-- WHAT IS BEING ASKED --
Would you write out the entries below, every one of them, exactly?

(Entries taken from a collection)

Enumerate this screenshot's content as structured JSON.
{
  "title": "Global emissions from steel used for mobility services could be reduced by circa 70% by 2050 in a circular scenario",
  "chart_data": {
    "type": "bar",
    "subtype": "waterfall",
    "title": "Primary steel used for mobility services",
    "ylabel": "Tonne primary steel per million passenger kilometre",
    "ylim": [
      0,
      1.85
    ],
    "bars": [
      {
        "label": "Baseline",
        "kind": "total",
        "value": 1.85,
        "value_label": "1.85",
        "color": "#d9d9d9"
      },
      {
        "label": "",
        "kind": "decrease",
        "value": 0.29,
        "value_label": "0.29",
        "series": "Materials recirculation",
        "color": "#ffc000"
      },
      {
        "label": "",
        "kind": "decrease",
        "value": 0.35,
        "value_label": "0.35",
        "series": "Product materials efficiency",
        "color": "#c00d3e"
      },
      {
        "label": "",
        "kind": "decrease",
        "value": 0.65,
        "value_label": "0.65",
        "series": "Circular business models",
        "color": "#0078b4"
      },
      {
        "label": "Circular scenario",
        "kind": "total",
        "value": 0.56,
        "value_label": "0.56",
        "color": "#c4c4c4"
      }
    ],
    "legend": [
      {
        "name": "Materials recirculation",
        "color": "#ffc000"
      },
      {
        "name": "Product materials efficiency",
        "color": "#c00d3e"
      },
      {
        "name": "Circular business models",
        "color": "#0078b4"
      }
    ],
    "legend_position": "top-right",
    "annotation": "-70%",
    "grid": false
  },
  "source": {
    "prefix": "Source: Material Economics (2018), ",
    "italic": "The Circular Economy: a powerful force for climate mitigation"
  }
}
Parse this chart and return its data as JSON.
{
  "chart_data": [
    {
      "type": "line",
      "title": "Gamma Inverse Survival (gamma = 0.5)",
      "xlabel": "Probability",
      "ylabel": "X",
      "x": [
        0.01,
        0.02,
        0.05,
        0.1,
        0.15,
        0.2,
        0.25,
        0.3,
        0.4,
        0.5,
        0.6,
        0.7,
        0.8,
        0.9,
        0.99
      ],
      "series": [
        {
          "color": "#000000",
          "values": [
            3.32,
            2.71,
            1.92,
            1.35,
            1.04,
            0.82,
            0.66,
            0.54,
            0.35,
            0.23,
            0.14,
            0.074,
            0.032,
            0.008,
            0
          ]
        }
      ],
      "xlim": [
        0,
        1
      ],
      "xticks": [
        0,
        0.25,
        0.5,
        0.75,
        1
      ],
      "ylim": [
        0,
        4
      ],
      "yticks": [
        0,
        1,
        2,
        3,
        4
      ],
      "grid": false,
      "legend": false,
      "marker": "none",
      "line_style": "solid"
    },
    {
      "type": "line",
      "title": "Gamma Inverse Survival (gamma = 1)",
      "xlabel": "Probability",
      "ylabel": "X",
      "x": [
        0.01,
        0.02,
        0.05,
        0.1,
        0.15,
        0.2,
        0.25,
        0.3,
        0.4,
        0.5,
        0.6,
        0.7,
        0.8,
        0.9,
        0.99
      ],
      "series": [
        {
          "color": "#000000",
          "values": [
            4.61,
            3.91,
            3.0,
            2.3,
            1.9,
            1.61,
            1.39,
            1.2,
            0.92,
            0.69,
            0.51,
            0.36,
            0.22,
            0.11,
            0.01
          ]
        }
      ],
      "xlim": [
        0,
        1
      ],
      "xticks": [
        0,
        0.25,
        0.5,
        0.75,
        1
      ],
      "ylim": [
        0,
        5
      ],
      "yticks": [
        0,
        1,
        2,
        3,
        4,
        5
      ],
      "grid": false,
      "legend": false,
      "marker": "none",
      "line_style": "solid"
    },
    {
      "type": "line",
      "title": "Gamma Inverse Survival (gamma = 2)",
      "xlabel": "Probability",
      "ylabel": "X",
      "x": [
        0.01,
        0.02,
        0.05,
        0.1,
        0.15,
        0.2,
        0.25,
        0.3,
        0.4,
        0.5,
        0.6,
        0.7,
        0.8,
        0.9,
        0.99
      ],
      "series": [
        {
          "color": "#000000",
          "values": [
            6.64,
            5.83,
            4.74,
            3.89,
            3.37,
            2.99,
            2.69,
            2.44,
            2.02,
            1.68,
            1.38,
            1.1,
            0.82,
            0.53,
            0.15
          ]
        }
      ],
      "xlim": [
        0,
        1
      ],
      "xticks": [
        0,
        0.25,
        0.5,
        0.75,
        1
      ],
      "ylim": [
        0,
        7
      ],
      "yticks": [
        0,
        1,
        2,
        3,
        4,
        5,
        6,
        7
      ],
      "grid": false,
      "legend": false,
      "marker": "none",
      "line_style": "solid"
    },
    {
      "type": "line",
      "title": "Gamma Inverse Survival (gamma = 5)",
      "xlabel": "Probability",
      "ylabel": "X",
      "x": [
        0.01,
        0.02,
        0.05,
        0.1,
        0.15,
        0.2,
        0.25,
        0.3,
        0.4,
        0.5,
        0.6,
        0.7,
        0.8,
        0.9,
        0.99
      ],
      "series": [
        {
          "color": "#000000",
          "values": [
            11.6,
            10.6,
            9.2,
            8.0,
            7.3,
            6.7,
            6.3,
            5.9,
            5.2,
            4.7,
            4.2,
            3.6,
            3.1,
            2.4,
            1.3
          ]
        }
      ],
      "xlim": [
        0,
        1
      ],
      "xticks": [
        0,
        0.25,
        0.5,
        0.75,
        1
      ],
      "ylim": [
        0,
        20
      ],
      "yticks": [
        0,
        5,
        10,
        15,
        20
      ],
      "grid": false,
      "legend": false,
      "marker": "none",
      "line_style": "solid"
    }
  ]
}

-- ANSWER FOR THIS EXERCISE --
Enumerate this screenshot's content as structured JSON.
{
  "title": "Global emissions from steel used for mobility services could be reduced by circa 70% by 2050 in a circular scenario",
  "chart_data": {
    "type": "bar",
    "subtype": "waterfall",
    "title": "Primary steel used for mobility services",
    "ylabel": "Tonne primary steel per million passenger kilometre",
    "ylim": [
      0,
      1.85
    ],
    "bars": [
      {
        "label": "Baseline",
        "kind": "total",
        "value": 1.85,
        "value_label": "1.85",
        "color": "#d9d9d9"
      },
      {
        "label": "",
        "kind": "decrease",
        "value": 0.29,
        "value_label": "0.29",
        "series": "Materials recirculation",
        "color": "#ffc000"
      },
      {
        "label": "",
        "kind": "decrease",
        "value": 0.35,
        "value_label": "0.35",
        "series": "Product materials efficiency",
        "color": "#c00d3e"
      },
      {
        "label": "",
        "kind": "decrease",
        "value": 0.65,
        "value_label": "0.65",
        "series": "Circular business models",
        "color": "#0078b4"
      },
      {
        "label": "Circular scenario",
        "kind": "total",
        "value": 0.56,
        "value_label": "0.56",
        "color": "#c4c4c4"
      }
    ],
    "legend": [
      {
        "name": "Materials recirculation",
        "color": "#ffc000"
      },
      {
        "name": "Product materials efficiency",
        "color": "#c00d3e"
      },
      {
        "name": "Circular business models",
        "color": "#0078b4"
      }
    ],
    "legend_position": "top-right",
    "annotation": "-70%",
    "grid": false
  },
  "source": {
    "prefix": "Source: Material Economics (2018), ",
    "italic": "The Circular Economy: a powerful force for climate mitigation"
  }
}
Parse this chart and return its data as JSON.
{
  "chart_data": [
    {
      "type": "line",
      "title": "Gamma Inverse Survival (gamma = 0.5)",
      "xlabel": "Probability",
      "ylabel": "X",
      "x": [
        0.01,
        0.02,
        0.05,
        0.1,
        0.15,
        0.2,
        0.25,
        0.3,
        0.4,
        0.5,
        0.6,
        0.7,
        0.8,
        0.9,
        0.99
      ],
      "series": [
        {
          "color": "#000000",
          "values": [
            3.32,
            2.71,
            1.92,
            1.35,
            1.04,
            0.82,
            0.66,
            0.54,
            0.35,
            0.23,
            0.14,
            0.074,
            0.032,
            0.008,
            0
          ]
        }
      ],
      "xlim": [
        0,
        1
      ],
      "xticks": [
        0,
        0.25,
        0.5,
        0.75,
        1
      ],
      "ylim": [
        0,
        4
      ],
      "yticks": [
        0,
        1,
        2,
        3,
        4
      ],
      "grid": false,
      "legend": false,
      "marker": "none",
      "line_style": "solid"
    },
    {
      "type": "line",
      "title": "Gamma Inverse Survival (gamma = 1)",
      "xlabel": "Probability",
      "ylabel": "X",
      "x": [
        0.01,
        0.02,
        0.05,
        0.1,
        0.15,
        0.2,
        0.25,
        0.3,
        0.4,
        0.5,
        0.6,
        0.7,
        0.8,
        0.9,
        0.99
      ],
      "series": [
        {
          "color": "#000000",
          "values": [
            4.61,
            3.91,
            3.0,
            2.3,
            1.9,
            1.61,
            1.39,
            1.2,
            0.92,
            0.69,
            0.51,
            0.36,
            0.22,
            0.11,
            0.01
          ]
        }
      ],
      "xlim": [
        0,
        1
      ],
      "xticks": [
        0,
        0.25,
        0.5,
        0.75,
        1
      ],
      "ylim": [
        0,
        5
      ],
      "yticks": [
        0,
        1,
        2,
        3,
        4,
        5
      ],
      "grid": false,
      "legend": false,
      "marker": "none",
      "line_style": "solid"
    },
    {
      "type": "line",
      "title": "Gamma Inverse Survival (gamma = 2)",
      "xlabel": "Probability",
      "ylabel": "X",
      "x": [
        0.01,
        0.02,
        0.05,
        0.1,
        0.15,
        0.2,
        0.25,
        0.3,
        0.4,
        0.5,
        0.6,
        0.7,
        0.8,
        0.9,
        0.99
      ],
      "series": [
        {
          "color": "#000000",
          "values": [
            6.64,
            5.83,
            4.74,
            3.89,
            3.37,
            2.99,
            2.69,
            2.44,
            2.02,
            1.68,
            1.38,
            1.1,
            0.82,
            0.53,
            0.15
          ]
        }
      ],
      "xlim": [
        0,
        1
      ],
      "xticks": [
        0,
        0.25,
        0.5,
        0.75,
        1
      ],
      "ylim": [
        0,
        7
      ],
      "yticks": [
        0,
        1,
        2,
        3,
        4,
        5,
        6,
        7
      ],
      "grid": false,
      "legend": false,
      "marker": "none",
      "line_style": "solid"
    },
    {
      "type": "line",
      "title": "Gamma Inverse Survival (gamma = 5)",
      "xlabel": "Probability",
      "ylabel": "X",
      "x": [
        0.01,
        0.02,
        0.05,
        0.1,
        0.15,
        0.2,
        0.25,
        0.3,
        0.4,
        0.5,
        0.6,
        0.7,
        0.8,
        0.9,
        0.99
      ],
      "series": [
        {
          "color": "#000000",
          "values": [
            11.6,
            10.6,
            9.2,
            8.0,
            7.3,
            6.7,
            6.3,
            5.9,
            5.2,
            4.7,
            4.2,
            3.6,
            3.1,
            2.4,
            1.3
          ]
        }
      ],
      "xlim": [
        0,
        1
      ],
      "xticks": [
        0,
        0.25,
        0.5,
        0.75,
        1
      ],
      "ylim": [
        0,
        20
      ],
      "yticks": [
        0,
        5,
        10,
        15,
        20
      ],
      "grid": false,
      "legend": false,
      "marker": "none",
      "line_style": "solid"
    }
  ]
}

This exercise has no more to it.